How to Send Emails from a Different Address (Alias) with Gmail

Say you have two email accounts - personal@gmail.com and work@company.com - the former is your personal email address while the latter is your work (corporate) email address. You are logged into your personal Gmail account but would like the mail merge to go out from your work account.

Consider another scenario where the personal secretary needs to sends out emails on behalf of her boss. So she runs the merge while staying logged into her own Google account but the recipients will see her boss’s email as the sender.

Both these scenarios can be easily handled in Mail Merge and Document Studio by setting up aliases in Gmail.

You can even send emails from your Outlook, Yahoo or Zoho email addresses through aliases in Gmail. Students and teach can send emails from their @school.edu email address while logged into their personal email accounts.

How to Setup Email Aliases in Gmail

Open gmail.com on your desktop computer, go to Settings, click the Accounts tab and, under the “Send mail as” section, click the link that says “Add another email address.”

Gmail Add Email Address

Next, follow the wizard to add the other email address as an alias to your current email address. You need to specify the sender’s name, the email address on behalf of which you wish to send out th emails and the reply-to address (optional).

Gmail Alias Setting

Treat as an alias - Yes or No?

If you own both email accounts, check the “treat as alias” option and emails sent to either address will arrive in the same Gmail inbox.

If you are sending emails on behalf on another person, say a secretary sending emails on behalf of his or her boss, the option should be unchecked. When the recipient replies to messages you send from the alias, the To: field in their reply message will be filled with your alias email address.

Gmail Verification

Gmail will send a verification code to your other email address that you wish to add as an alias to verify whether you really own or have access to that email account.

Verification Email Link

Log in to your other Gmail account and open confirmation email. Copy the confirmation code and paste it into alias verification box. Your other email address will now be added as an alias to your primary email address.

Change the Email Sender

This is how you can send emails from a different address in Google Sheets.

Mail Merge for Gmail

Send Email from Alias

Open your Google Sheet, choose Addons > Mail Merge with Attachments > Configure to open the merge sidebar. Expand the “Sender’s Email” dropdown and it will have a list of all email aliases that are connected to your Gmail account.

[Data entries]

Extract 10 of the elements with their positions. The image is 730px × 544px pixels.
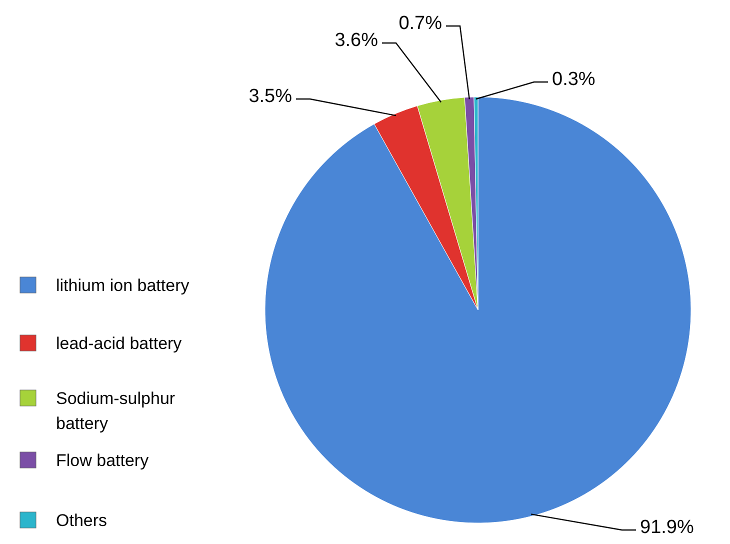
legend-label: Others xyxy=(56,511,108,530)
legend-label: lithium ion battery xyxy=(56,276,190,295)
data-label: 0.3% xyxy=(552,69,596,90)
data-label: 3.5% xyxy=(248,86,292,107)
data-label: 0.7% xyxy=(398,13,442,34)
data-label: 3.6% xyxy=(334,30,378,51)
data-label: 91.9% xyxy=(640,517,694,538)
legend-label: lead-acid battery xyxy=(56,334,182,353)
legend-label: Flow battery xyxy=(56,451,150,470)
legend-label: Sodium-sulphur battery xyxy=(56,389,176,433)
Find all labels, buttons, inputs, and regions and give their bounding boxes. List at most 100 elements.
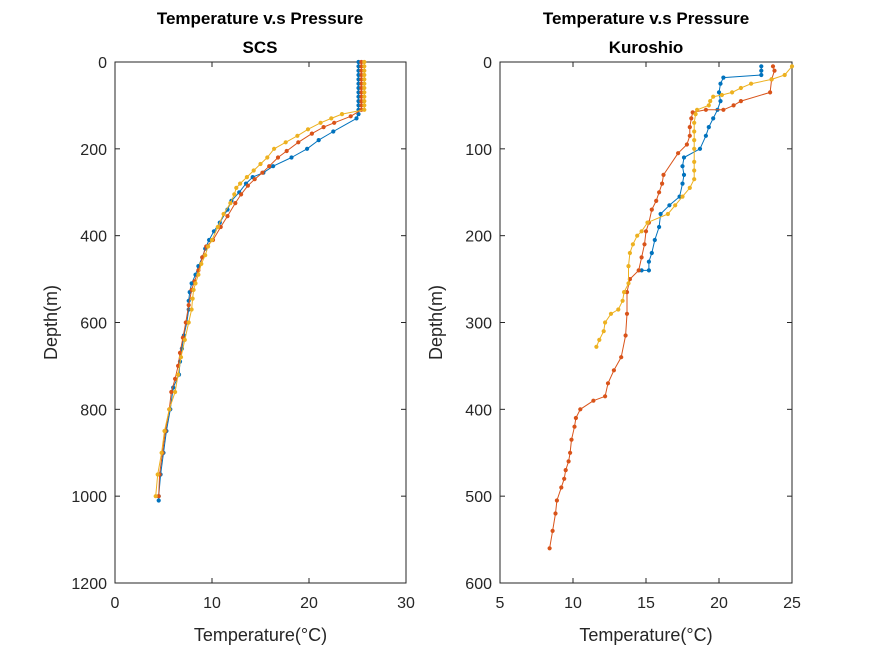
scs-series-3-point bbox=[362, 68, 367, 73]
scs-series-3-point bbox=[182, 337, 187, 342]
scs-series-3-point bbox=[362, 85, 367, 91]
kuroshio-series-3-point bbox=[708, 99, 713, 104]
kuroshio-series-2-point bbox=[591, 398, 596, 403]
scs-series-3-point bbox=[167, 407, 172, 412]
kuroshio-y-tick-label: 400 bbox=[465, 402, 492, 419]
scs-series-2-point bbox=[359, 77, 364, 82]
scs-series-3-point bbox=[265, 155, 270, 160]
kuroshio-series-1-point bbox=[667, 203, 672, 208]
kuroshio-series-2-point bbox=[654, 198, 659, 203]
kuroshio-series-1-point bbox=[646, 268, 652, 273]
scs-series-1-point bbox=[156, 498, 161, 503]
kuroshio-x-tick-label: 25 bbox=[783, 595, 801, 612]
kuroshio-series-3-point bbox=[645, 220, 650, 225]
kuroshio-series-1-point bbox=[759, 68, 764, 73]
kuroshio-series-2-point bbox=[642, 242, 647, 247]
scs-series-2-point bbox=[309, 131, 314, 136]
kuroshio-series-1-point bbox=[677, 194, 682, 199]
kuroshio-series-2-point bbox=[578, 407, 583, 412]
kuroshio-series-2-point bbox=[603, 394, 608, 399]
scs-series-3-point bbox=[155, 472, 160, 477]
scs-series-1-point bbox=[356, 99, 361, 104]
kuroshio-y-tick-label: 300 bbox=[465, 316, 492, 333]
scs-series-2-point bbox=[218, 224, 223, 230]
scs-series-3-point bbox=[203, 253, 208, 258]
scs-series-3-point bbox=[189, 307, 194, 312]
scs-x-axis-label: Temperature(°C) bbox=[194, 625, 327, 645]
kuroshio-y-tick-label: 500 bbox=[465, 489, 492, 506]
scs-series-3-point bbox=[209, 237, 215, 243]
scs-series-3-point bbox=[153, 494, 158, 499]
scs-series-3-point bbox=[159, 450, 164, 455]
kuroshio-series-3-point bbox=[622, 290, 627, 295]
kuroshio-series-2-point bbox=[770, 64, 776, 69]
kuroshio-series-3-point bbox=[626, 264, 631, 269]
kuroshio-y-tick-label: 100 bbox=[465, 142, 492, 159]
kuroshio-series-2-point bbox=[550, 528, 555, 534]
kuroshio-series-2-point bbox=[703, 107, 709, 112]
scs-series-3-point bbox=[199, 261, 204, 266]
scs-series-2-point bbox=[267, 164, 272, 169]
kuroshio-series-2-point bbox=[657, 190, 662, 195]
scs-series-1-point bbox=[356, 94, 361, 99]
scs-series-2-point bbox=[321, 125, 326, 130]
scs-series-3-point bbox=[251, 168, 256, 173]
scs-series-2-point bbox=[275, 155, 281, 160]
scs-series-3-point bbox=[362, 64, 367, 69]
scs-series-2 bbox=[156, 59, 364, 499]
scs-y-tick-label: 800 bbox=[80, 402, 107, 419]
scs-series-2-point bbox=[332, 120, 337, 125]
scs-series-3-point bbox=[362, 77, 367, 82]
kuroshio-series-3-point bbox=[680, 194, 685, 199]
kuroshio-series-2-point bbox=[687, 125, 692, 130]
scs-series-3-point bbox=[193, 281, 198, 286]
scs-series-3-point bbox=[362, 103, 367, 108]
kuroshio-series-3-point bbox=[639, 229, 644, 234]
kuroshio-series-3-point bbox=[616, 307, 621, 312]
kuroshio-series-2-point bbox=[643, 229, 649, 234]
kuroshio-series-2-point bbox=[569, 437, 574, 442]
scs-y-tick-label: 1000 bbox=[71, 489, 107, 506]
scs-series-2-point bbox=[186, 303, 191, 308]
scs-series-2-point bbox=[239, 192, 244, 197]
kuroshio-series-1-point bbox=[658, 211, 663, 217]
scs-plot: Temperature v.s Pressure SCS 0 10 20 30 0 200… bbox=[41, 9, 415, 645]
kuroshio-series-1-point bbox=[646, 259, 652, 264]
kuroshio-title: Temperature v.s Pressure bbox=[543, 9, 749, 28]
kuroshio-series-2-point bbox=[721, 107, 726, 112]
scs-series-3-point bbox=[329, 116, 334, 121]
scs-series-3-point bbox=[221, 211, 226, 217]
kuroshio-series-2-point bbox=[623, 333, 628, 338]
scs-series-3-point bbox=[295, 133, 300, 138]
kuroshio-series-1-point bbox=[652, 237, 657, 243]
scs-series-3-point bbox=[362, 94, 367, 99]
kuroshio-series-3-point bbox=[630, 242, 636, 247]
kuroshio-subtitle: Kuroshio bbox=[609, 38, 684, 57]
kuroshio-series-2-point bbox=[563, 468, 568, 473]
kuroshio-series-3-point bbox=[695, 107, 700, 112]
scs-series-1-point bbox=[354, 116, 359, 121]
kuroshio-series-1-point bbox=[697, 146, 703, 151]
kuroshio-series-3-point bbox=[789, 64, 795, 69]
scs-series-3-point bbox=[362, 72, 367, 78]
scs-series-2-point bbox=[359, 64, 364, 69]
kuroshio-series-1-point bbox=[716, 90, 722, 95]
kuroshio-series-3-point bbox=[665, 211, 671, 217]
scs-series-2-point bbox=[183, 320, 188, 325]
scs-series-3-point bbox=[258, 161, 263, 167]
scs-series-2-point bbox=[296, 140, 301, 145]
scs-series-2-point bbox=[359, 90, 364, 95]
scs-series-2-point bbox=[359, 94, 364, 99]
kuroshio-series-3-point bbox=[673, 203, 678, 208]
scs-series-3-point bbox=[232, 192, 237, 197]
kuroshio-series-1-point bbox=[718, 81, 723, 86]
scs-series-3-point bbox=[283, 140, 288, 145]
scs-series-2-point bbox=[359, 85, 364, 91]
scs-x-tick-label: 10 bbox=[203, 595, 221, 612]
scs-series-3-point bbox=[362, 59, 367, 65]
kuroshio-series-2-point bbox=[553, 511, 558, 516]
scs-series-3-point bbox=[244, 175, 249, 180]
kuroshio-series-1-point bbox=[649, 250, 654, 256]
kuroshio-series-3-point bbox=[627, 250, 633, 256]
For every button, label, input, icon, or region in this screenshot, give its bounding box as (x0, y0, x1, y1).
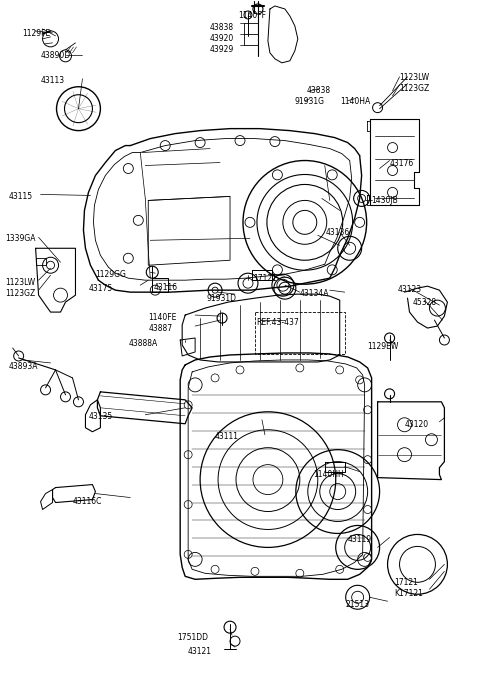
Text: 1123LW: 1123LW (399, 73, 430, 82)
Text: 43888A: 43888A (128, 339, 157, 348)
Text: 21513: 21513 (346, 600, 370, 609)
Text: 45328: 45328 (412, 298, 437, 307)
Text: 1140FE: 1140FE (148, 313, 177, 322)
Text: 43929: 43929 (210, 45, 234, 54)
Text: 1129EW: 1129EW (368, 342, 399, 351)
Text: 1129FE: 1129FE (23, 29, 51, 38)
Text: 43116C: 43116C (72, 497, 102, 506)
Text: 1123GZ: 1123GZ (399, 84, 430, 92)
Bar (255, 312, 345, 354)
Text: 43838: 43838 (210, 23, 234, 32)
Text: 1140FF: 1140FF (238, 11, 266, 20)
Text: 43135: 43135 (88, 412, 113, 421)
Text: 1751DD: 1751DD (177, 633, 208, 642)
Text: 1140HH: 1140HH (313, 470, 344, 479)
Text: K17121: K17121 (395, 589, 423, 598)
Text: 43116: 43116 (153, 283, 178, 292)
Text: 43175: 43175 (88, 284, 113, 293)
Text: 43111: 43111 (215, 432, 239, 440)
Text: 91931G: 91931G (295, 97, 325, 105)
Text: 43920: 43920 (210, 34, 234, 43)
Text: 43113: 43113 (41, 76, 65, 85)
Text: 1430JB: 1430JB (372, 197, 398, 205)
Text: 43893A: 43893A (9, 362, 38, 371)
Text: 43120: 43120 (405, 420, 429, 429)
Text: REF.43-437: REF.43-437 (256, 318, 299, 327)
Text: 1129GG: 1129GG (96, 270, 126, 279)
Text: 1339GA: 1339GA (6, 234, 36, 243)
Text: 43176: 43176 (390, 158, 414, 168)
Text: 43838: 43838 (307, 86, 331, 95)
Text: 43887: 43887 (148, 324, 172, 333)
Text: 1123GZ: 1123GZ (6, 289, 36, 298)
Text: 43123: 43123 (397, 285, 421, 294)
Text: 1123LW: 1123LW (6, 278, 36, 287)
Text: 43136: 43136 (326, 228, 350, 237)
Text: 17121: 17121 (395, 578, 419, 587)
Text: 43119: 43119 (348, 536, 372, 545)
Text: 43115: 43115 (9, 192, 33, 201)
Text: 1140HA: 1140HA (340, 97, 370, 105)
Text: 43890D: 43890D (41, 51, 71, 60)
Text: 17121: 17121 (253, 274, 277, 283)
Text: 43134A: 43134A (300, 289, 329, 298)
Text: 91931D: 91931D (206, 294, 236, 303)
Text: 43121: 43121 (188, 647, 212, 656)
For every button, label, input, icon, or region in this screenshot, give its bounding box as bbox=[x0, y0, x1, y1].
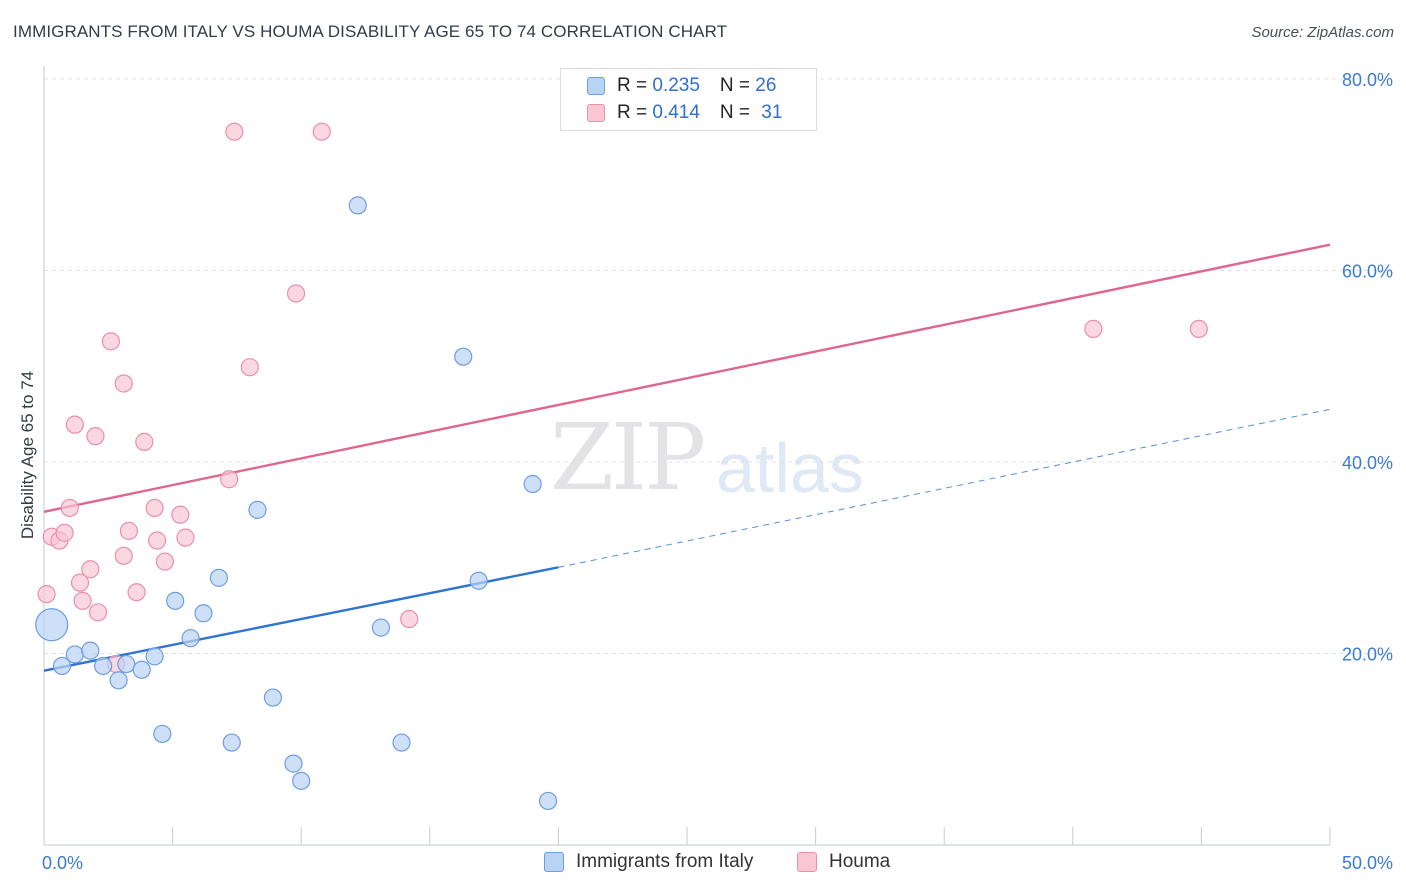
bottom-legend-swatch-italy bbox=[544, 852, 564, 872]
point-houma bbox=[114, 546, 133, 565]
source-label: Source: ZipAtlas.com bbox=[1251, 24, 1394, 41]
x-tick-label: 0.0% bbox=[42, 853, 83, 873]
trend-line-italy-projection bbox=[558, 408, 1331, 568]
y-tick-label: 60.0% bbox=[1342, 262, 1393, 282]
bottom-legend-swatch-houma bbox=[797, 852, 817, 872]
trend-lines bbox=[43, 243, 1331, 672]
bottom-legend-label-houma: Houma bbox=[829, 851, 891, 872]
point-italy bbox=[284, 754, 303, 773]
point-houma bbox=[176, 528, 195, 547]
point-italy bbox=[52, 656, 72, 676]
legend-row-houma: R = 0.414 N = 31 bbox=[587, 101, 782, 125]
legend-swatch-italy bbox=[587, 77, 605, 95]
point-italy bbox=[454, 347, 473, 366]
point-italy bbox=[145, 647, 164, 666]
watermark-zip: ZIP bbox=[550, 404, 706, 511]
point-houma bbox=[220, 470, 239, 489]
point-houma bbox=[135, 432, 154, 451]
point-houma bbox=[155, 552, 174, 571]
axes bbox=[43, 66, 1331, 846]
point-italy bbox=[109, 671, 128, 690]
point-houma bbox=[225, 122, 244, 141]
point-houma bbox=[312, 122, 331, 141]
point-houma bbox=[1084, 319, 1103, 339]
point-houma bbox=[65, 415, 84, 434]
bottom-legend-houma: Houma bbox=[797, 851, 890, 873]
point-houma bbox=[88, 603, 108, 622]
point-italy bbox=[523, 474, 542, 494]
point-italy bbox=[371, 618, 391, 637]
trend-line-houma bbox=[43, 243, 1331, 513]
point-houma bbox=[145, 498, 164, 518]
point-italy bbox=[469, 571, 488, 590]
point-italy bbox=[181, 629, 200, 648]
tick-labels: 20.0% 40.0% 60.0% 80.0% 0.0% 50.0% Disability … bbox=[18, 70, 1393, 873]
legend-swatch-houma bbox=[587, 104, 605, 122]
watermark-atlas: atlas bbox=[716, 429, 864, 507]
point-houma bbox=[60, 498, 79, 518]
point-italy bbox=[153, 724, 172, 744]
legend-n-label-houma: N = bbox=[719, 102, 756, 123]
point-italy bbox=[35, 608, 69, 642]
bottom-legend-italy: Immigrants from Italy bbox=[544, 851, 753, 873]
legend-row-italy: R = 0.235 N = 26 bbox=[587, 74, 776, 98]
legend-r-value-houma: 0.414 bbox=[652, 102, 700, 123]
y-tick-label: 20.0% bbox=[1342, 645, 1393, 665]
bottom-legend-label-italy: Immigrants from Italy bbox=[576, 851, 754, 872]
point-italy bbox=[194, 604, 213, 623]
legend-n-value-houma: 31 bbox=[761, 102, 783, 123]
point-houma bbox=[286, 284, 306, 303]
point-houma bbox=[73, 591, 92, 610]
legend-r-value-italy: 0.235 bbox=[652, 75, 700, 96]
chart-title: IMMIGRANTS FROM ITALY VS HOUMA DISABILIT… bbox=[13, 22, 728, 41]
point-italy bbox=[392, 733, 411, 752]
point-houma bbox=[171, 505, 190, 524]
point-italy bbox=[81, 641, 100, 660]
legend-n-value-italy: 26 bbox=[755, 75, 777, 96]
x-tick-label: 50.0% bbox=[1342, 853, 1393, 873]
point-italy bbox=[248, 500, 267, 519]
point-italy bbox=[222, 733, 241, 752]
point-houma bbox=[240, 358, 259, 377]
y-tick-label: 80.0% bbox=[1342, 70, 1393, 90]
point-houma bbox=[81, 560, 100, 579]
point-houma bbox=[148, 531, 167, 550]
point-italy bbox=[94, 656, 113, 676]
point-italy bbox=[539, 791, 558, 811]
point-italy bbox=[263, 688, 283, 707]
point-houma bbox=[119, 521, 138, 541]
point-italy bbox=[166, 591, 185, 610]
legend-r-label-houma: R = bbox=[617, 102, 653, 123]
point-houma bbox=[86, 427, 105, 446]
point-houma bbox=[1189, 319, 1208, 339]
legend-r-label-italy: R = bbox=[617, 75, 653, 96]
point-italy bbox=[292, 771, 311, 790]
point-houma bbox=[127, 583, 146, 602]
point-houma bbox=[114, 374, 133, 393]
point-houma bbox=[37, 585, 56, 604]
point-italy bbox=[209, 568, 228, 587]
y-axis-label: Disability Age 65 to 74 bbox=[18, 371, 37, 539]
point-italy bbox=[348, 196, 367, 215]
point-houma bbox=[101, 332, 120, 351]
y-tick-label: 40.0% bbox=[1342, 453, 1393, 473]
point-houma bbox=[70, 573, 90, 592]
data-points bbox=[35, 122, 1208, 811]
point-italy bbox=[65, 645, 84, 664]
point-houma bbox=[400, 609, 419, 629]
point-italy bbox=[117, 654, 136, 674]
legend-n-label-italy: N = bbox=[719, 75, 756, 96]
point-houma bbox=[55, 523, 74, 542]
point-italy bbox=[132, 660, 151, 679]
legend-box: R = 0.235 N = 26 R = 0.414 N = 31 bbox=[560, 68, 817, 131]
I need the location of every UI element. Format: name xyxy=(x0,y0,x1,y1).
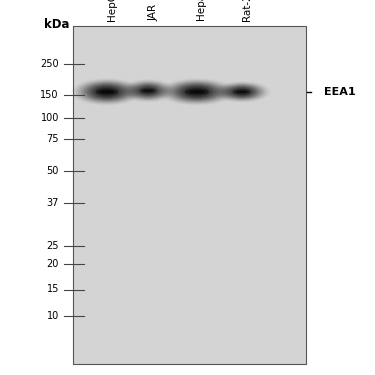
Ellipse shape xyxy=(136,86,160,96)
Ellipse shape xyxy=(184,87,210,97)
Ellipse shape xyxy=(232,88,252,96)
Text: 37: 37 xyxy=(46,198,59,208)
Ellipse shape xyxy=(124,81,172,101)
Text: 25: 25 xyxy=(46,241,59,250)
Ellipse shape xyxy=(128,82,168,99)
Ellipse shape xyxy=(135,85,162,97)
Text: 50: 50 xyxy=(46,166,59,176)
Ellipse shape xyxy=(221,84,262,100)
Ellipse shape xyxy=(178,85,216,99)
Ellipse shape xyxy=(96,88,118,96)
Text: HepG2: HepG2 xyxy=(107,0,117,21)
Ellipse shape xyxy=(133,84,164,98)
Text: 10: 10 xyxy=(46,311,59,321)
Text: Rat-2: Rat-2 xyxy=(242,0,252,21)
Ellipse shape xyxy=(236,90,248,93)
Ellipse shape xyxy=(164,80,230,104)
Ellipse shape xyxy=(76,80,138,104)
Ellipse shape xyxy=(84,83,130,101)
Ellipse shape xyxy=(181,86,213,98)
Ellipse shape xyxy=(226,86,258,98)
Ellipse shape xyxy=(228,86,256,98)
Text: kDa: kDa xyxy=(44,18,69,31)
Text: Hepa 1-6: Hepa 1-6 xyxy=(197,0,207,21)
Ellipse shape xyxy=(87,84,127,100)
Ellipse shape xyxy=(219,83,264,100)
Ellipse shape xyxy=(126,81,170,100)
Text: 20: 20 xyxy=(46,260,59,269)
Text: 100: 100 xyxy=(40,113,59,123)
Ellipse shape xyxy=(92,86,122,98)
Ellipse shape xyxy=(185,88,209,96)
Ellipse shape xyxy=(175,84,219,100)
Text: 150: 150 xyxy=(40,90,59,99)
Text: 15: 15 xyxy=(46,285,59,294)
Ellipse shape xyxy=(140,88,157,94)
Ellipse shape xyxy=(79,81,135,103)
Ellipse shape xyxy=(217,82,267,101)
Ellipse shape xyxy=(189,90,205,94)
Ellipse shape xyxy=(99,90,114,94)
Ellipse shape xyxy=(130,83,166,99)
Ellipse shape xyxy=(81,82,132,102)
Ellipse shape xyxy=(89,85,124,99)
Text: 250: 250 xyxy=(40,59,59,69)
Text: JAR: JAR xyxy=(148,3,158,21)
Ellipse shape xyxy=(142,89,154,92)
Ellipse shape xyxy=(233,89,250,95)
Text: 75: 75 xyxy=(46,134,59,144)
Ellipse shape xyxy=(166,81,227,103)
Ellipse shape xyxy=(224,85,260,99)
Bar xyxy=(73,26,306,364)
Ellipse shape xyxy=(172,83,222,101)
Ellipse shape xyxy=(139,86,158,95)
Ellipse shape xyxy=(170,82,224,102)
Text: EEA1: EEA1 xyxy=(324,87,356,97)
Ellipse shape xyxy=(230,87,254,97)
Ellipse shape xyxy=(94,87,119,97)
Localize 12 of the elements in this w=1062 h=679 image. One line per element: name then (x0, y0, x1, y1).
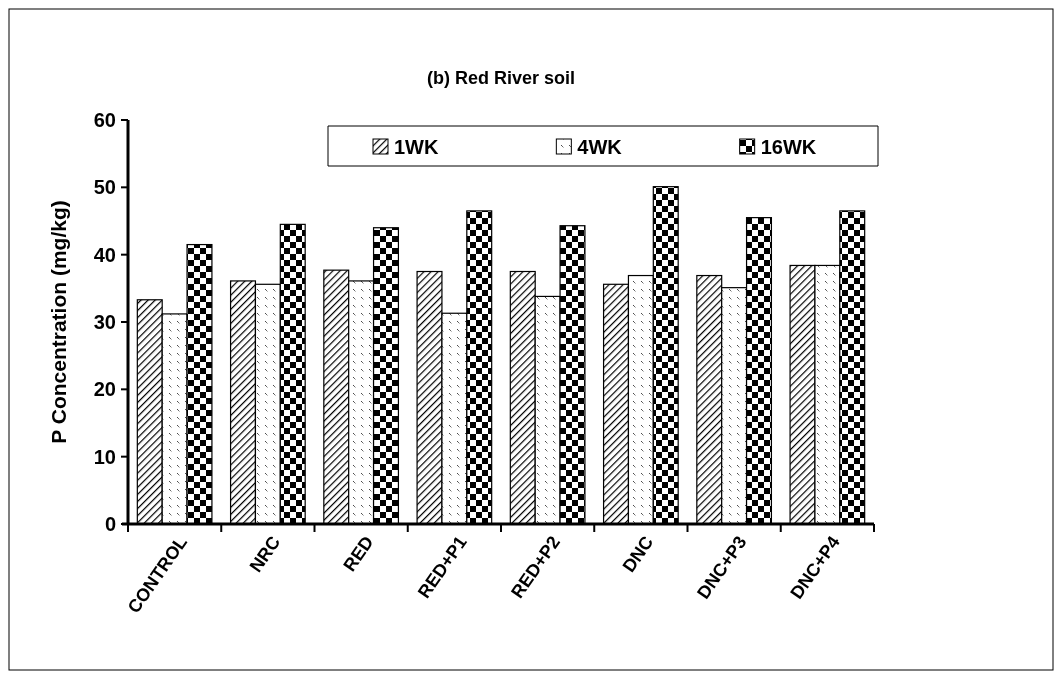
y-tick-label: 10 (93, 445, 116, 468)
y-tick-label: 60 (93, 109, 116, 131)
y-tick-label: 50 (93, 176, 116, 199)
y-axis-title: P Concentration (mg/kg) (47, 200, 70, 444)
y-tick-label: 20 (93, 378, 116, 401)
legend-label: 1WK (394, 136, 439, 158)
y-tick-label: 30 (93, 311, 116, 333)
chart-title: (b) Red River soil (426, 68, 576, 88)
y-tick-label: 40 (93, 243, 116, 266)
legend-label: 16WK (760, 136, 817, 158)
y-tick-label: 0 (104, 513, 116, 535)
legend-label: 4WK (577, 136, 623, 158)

### Requests
(a) Duplicate the part of the Gmail alias guide that opens with the words containing "Say you have" and closes with "as the sender.".
(b) Pick up the Gmail alias guide after its last sentence and continue writing it.

### Response list
(a)
Say you have two email accounts - personal@gmail.com and work@company.com - the former is your personal email address while the latter is your work (corporate) email address. You are logged into your personal Gmail account but would like the mail merge to go out from your work account.

Consider another scenario where the personal secretary needs to sends out emails on behalf of her boss. So she runs the merge while staying logged into her own Google account but the recipients will see her boss’s email as the sender.

(b)
You can now send personalized emails on behalf of any email address that you own or have verified as an alias.

Document Studio

Open Google Sheet, go to Add-ons > Document Studio > Open. Expand the Mail Merge section and click on edit to open the Email Template designer. You’ll have an option to change the email sender as shown in the screenshot below:

Change Email Sender

Error - Cannot Add Aliases in Gmail

Are you getting an error while adding an alias in Gmail?

You must send through gmail.com SMTP servers you can send as abc@work.com. However, this functionality is not available for your account. Please contact your domain administrator.

If you do not see an option to add aliases in your Gmail settings, it is likely because your Google Workspace (GSuite) domain administrator has disabled the option to send email from aliases in domain settings.

To enable email sender aliases in Google Works, ask the admin to:

  1. Sign into the Google Admin console admin.google.com.
  2. From the dashboard, go to Apps > GSuite > Gmail > End User Access.
  3. Turn on the “Allow per-user outbound gateways” setting that says “Allow users to send mail through an external SMTP server when configuring a “from” address hosted outside your email domains.”

Save the settings and wait for about 30-60 minutes for the changes to propagate. You’ll then be able to added external email addresses as aliases in your Google Workspace email account.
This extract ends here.